Records about charts and figures:
START

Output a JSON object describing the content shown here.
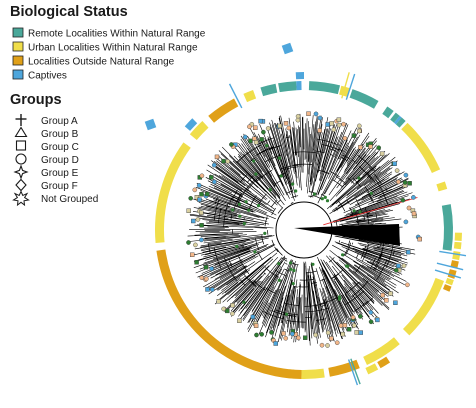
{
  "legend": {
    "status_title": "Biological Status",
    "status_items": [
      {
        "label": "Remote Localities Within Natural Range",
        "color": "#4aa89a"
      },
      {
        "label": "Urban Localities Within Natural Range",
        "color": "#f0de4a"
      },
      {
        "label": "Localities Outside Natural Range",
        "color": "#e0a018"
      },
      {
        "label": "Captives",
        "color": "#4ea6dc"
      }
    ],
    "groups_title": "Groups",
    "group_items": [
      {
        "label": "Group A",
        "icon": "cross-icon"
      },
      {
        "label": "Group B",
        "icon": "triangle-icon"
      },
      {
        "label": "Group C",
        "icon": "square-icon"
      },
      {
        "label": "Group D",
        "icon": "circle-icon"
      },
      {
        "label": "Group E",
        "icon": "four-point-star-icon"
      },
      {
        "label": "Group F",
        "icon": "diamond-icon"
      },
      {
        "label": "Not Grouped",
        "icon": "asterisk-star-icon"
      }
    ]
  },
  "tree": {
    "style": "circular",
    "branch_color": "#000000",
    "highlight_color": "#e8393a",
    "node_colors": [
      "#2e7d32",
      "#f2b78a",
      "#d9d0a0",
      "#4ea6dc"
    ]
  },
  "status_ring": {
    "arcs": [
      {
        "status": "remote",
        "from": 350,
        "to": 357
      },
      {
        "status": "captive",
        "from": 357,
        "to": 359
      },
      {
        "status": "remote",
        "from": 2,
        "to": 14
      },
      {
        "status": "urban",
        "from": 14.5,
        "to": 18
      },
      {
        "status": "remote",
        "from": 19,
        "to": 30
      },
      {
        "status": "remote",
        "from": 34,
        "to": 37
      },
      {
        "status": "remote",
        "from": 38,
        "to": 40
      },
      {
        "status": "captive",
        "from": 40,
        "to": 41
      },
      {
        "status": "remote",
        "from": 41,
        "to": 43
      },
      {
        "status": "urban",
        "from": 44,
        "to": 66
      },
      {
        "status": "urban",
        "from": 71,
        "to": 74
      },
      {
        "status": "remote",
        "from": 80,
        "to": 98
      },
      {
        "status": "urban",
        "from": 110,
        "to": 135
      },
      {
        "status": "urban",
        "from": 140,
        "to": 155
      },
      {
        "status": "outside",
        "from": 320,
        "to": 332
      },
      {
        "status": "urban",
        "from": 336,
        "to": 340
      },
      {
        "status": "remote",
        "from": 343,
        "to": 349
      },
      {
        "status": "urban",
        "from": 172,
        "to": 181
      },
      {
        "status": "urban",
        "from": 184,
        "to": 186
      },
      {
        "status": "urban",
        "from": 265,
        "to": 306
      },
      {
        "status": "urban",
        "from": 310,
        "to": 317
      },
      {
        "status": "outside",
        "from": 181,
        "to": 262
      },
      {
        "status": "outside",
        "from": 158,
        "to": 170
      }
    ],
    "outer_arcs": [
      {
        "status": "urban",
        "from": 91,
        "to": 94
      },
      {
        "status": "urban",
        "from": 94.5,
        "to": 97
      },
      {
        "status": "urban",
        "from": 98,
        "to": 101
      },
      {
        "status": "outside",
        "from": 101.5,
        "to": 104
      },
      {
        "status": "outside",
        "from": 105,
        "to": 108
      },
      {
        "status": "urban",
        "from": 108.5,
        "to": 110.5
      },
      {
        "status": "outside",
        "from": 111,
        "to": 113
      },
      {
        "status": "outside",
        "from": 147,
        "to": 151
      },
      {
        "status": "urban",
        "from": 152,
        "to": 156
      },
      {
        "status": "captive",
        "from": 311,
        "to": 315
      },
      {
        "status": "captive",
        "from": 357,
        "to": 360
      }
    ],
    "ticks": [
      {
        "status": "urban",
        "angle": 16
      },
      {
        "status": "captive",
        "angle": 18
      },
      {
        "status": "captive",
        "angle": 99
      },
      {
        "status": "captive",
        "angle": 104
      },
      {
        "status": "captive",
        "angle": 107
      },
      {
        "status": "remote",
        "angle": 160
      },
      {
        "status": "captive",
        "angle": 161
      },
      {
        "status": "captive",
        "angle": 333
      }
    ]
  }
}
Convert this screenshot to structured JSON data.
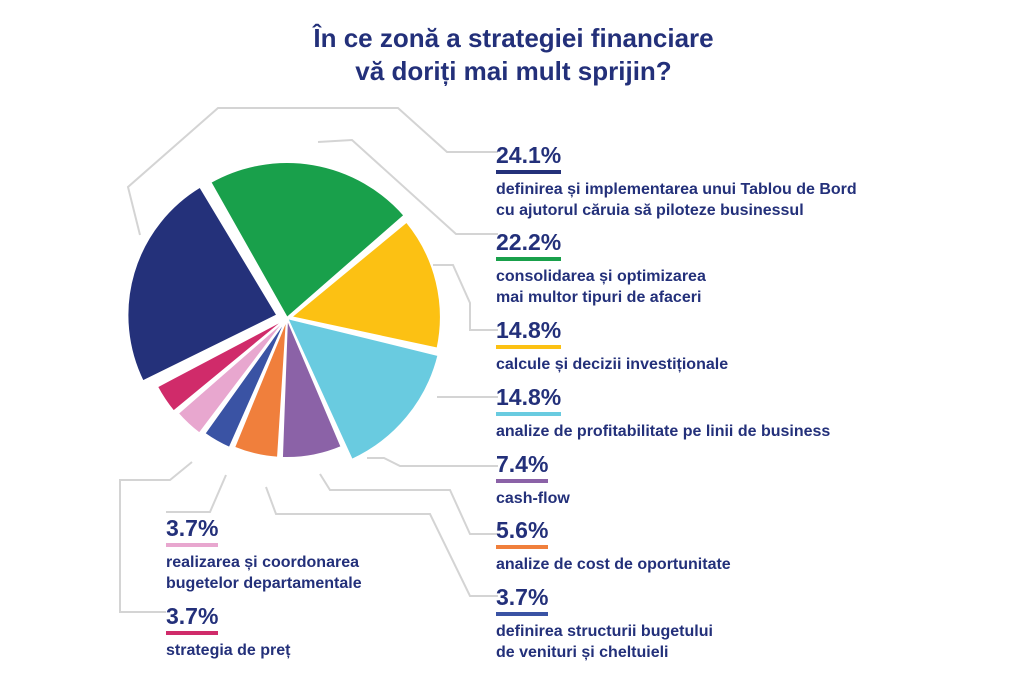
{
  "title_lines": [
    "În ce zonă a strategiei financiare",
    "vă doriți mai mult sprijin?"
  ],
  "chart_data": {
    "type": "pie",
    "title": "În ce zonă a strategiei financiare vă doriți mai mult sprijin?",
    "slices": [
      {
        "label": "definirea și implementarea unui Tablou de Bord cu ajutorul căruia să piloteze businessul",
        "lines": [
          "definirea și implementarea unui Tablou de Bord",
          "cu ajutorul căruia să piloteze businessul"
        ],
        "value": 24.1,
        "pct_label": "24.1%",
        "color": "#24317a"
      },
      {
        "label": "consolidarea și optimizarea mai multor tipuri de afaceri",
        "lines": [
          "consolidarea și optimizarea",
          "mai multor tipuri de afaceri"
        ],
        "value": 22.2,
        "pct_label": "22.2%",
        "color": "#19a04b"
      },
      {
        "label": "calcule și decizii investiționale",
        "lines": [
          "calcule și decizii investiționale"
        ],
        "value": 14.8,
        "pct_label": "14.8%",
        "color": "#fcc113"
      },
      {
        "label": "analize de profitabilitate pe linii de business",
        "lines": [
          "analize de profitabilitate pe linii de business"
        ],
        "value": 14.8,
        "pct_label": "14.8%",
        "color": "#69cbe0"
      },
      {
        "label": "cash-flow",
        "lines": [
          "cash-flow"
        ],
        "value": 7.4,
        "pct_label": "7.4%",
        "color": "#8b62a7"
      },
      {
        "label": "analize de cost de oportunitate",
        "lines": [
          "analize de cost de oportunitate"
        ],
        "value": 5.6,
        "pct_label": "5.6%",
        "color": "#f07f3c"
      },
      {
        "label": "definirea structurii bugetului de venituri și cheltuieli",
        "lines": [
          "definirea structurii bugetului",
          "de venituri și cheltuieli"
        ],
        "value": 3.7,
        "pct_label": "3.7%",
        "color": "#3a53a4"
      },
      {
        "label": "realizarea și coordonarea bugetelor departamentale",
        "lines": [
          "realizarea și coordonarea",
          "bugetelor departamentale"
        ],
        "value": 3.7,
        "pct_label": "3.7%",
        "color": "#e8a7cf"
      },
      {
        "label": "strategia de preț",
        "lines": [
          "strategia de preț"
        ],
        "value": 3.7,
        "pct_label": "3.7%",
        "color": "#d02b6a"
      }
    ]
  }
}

END
START

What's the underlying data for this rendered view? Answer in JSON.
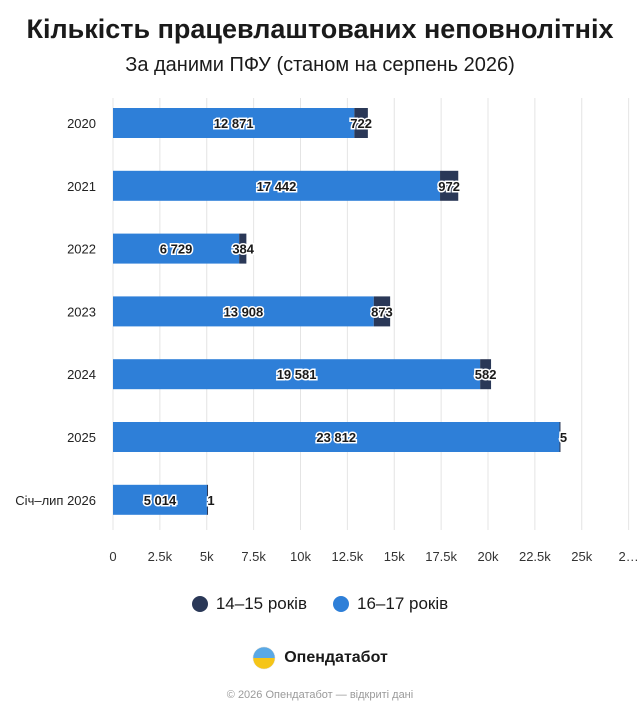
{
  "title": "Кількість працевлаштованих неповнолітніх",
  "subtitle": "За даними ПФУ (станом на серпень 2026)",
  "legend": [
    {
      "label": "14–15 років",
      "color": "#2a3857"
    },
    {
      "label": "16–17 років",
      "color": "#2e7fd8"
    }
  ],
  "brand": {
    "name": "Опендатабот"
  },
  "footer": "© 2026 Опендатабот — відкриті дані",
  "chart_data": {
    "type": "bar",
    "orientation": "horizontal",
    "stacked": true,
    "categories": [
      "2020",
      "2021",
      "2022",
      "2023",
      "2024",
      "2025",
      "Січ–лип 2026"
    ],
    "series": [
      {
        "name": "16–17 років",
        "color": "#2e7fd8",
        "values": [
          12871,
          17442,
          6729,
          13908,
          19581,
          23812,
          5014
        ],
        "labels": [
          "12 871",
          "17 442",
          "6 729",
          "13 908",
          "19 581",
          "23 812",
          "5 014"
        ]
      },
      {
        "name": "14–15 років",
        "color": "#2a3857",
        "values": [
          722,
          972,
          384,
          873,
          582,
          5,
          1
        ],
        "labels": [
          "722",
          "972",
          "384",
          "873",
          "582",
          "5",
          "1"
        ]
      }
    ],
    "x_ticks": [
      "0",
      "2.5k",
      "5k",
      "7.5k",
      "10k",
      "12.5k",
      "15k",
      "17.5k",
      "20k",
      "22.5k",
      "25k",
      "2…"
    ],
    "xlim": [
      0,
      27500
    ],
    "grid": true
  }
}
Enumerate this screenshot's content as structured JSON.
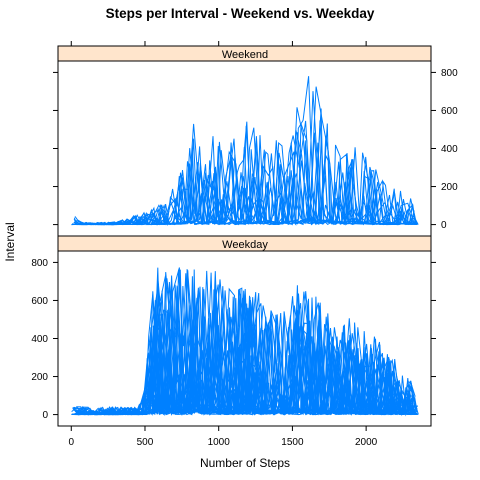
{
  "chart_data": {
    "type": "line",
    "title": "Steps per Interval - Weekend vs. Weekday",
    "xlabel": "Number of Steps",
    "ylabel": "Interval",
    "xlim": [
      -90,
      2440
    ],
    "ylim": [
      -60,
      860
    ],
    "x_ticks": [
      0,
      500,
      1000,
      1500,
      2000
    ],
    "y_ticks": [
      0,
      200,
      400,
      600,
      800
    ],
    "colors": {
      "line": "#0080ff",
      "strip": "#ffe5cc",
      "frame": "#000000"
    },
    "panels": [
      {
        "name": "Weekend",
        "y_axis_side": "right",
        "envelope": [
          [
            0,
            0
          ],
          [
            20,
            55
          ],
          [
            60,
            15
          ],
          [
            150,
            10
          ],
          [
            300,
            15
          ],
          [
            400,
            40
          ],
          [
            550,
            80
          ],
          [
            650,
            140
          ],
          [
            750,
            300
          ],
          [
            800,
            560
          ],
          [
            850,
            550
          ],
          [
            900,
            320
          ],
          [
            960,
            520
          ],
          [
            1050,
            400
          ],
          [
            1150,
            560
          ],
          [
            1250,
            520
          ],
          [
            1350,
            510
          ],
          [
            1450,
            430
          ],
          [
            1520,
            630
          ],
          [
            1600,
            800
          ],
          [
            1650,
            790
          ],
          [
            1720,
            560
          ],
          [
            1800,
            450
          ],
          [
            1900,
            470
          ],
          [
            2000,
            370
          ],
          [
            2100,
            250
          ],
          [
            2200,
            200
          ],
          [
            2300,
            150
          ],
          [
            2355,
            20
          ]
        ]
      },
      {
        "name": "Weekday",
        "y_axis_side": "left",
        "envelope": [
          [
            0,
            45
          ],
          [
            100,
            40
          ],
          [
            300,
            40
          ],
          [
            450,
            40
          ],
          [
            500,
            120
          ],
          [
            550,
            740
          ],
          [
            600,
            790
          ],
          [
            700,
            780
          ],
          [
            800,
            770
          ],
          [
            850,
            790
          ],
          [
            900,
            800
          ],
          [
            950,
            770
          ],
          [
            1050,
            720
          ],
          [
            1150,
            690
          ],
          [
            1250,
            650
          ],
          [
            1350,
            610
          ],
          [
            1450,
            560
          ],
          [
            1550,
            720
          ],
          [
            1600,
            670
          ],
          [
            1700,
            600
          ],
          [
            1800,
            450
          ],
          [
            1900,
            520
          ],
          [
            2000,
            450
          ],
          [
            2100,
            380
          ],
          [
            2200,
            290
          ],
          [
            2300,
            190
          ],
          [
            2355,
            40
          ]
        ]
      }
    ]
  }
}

END
START

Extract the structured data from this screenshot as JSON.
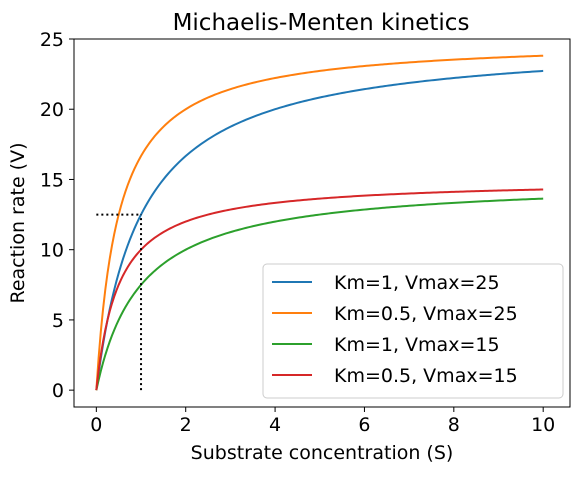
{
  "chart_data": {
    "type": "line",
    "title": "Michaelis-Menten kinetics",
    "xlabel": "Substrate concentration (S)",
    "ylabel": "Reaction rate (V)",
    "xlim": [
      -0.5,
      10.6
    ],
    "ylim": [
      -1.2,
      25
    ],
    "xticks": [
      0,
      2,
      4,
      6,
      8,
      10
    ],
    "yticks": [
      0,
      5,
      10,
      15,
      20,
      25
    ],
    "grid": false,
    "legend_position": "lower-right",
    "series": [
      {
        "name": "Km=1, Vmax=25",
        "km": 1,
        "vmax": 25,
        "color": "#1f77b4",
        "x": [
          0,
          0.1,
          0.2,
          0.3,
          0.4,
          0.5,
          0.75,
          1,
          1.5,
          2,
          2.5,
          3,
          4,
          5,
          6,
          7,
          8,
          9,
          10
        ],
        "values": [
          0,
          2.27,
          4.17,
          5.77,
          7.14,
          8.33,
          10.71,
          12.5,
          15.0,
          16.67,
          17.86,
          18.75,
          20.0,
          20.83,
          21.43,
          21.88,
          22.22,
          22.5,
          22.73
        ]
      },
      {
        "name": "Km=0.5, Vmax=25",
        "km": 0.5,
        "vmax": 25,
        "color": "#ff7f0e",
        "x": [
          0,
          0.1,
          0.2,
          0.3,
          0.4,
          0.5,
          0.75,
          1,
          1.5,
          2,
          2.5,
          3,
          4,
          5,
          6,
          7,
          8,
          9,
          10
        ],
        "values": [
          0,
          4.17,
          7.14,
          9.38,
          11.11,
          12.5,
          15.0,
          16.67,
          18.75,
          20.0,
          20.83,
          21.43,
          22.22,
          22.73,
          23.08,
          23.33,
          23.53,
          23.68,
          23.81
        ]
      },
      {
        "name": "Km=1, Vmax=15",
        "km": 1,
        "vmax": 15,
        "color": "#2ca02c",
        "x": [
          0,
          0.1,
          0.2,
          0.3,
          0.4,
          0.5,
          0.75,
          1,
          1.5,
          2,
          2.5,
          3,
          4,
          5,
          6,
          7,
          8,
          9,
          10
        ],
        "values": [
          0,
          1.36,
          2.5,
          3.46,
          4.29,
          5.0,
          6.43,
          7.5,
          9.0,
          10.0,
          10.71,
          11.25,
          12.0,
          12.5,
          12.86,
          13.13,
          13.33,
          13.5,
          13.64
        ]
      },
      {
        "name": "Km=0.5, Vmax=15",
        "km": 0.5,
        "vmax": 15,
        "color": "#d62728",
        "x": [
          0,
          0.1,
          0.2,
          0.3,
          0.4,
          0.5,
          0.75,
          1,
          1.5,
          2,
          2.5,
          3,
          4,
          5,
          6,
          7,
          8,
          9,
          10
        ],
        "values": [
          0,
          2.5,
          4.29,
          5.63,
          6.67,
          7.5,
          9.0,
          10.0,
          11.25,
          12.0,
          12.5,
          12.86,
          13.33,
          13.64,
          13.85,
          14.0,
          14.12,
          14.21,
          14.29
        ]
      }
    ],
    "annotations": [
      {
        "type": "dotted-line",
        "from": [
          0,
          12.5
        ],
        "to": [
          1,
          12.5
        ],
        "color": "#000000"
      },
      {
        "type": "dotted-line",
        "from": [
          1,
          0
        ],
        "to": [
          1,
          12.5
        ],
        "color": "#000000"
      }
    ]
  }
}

END

GIVEN INSTRUCTION:
Collect every line above that contains the word "Within".

FINISHED TASK:
        "label": "Remote Localities Within Natural Range",
        "label": "Urban Localities Within Natural Range",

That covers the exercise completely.